■ Aim
Transcribe every entry word for word, but skip the images.
---
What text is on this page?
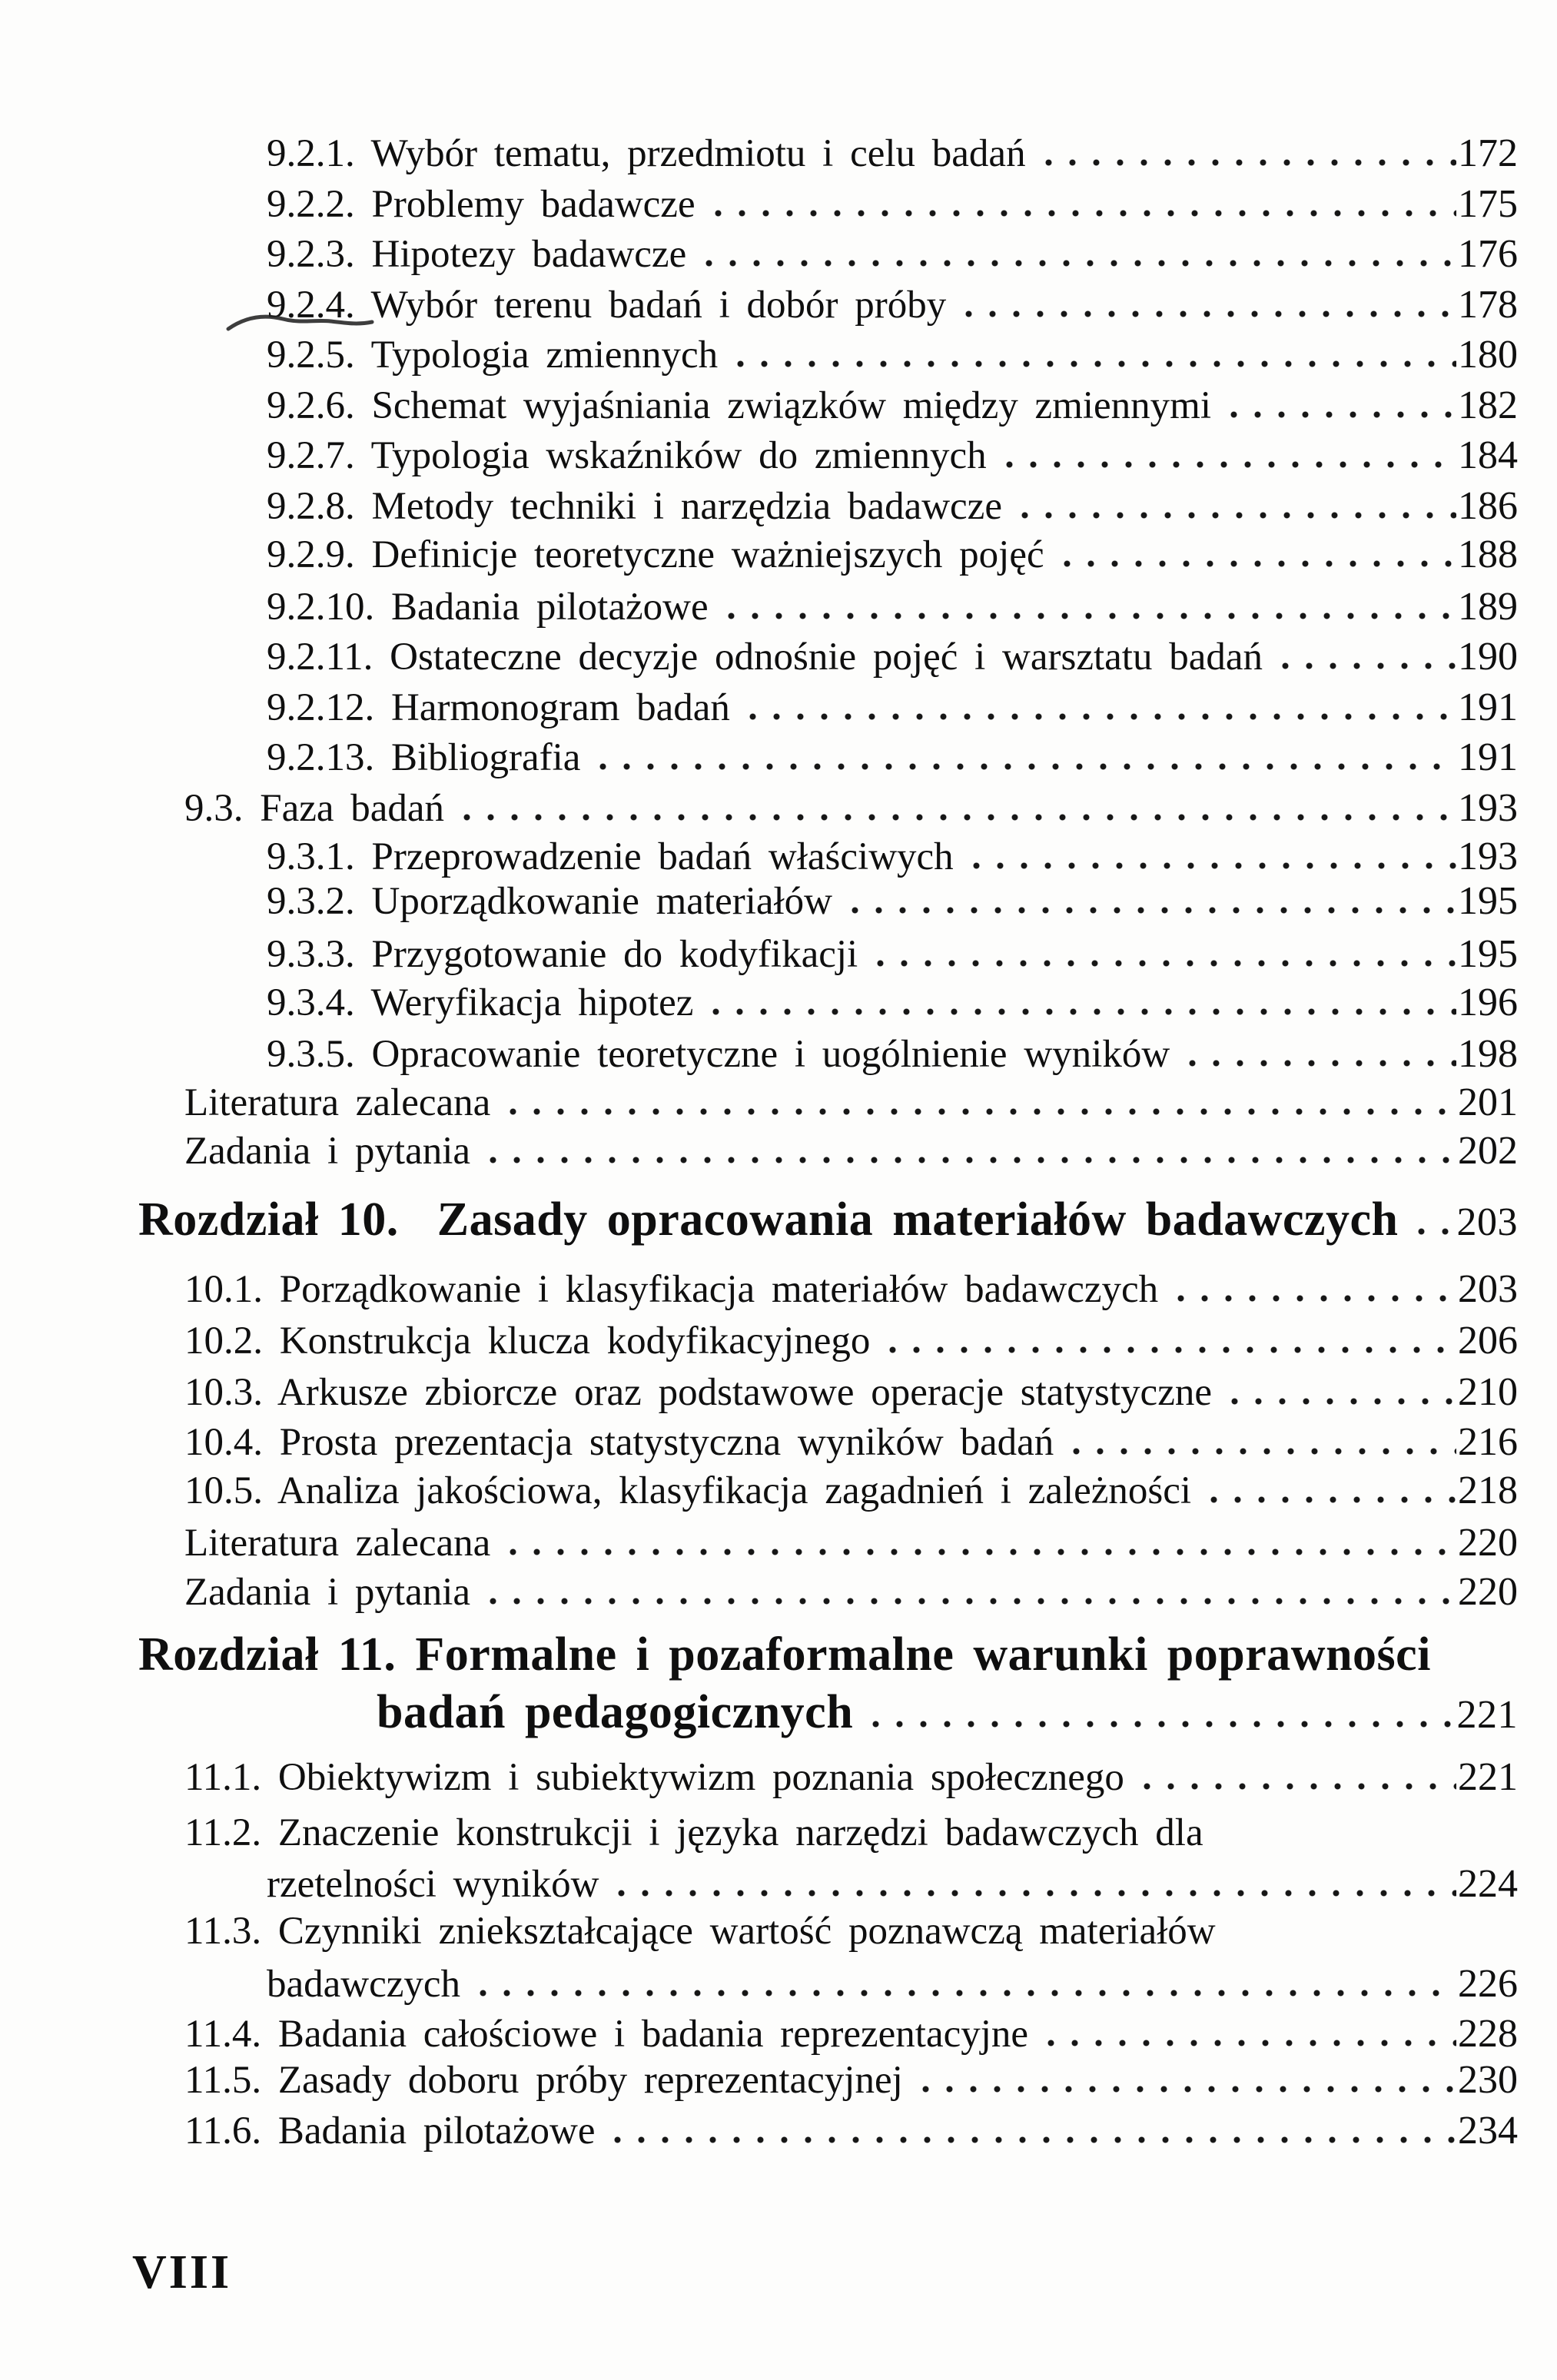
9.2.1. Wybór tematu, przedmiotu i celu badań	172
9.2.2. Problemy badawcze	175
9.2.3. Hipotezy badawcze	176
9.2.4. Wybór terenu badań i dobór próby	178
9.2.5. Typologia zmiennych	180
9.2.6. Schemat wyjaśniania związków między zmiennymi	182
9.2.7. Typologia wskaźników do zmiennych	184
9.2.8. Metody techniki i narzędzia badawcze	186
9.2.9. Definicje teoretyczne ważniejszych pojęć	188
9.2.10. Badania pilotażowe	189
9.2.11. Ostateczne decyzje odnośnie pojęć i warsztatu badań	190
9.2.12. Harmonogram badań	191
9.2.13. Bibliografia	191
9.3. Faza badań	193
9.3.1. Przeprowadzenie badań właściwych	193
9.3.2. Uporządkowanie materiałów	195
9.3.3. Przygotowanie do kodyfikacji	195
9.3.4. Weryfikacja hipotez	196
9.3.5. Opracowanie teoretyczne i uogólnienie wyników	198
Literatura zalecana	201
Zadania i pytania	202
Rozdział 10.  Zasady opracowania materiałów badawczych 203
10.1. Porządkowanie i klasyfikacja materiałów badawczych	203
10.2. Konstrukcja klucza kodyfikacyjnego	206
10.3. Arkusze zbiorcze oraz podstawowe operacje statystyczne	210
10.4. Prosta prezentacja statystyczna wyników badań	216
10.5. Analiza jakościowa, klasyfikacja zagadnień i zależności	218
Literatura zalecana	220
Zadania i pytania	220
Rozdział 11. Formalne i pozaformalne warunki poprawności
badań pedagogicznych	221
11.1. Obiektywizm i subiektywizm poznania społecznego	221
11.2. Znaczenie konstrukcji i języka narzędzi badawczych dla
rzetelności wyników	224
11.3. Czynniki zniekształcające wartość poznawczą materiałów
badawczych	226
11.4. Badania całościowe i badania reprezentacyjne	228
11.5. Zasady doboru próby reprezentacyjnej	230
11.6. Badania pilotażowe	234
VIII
---
■ Worked answer
What text is on this page?
9.2.1. Wybór tematu, przedmiotu i celu badań	172
9.2.2. Problemy badawcze	175
9.2.3. Hipotezy badawcze	176
9.2.4. Wybór terenu badań i dobór próby	178
9.2.5. Typologia zmiennych	180
9.2.6. Schemat wyjaśniania związków między zmiennymi	182
9.2.7. Typologia wskaźników do zmiennych	184
9.2.8. Metody techniki i narzędzia badawcze	186
9.2.9. Definicje teoretyczne ważniejszych pojęć	188
9.2.10. Badania pilotażowe	189
9.2.11. Ostateczne decyzje odnośnie pojęć i warsztatu badań	190
9.2.12. Harmonogram badań	191
9.2.13. Bibliografia	191
9.3. Faza badań	193
9.3.1. Przeprowadzenie badań właściwych	193
9.3.2. Uporządkowanie materiałów	195
9.3.3. Przygotowanie do kodyfikacji	195
9.3.4. Weryfikacja hipotez	196
9.3.5. Opracowanie teoretyczne i uogólnienie wyników	198
Literatura zalecana	201
Zadania i pytania	202
Rozdział 10.  Zasady opracowania materiałów badawczych 203
10.1. Porządkowanie i klasyfikacja materiałów badawczych	203
10.2. Konstrukcja klucza kodyfikacyjnego	206
10.3. Arkusze zbiorcze oraz podstawowe operacje statystyczne	210
10.4. Prosta prezentacja statystyczna wyników badań	216
10.5. Analiza jakościowa, klasyfikacja zagadnień i zależności	218
Literatura zalecana	220
Zadania i pytania	220
Rozdział 11. Formalne i pozaformalne warunki poprawności
badań pedagogicznych	221
11.1. Obiektywizm i subiektywizm poznania społecznego	221
11.2. Znaczenie konstrukcji i języka narzędzi badawczych dla
rzetelności wyników	224
11.3. Czynniki zniekształcające wartość poznawczą materiałów
badawczych	226
11.4. Badania całościowe i badania reprezentacyjne	228
11.5. Zasady doboru próby reprezentacyjnej	230
11.6. Badania pilotażowe	234
VIII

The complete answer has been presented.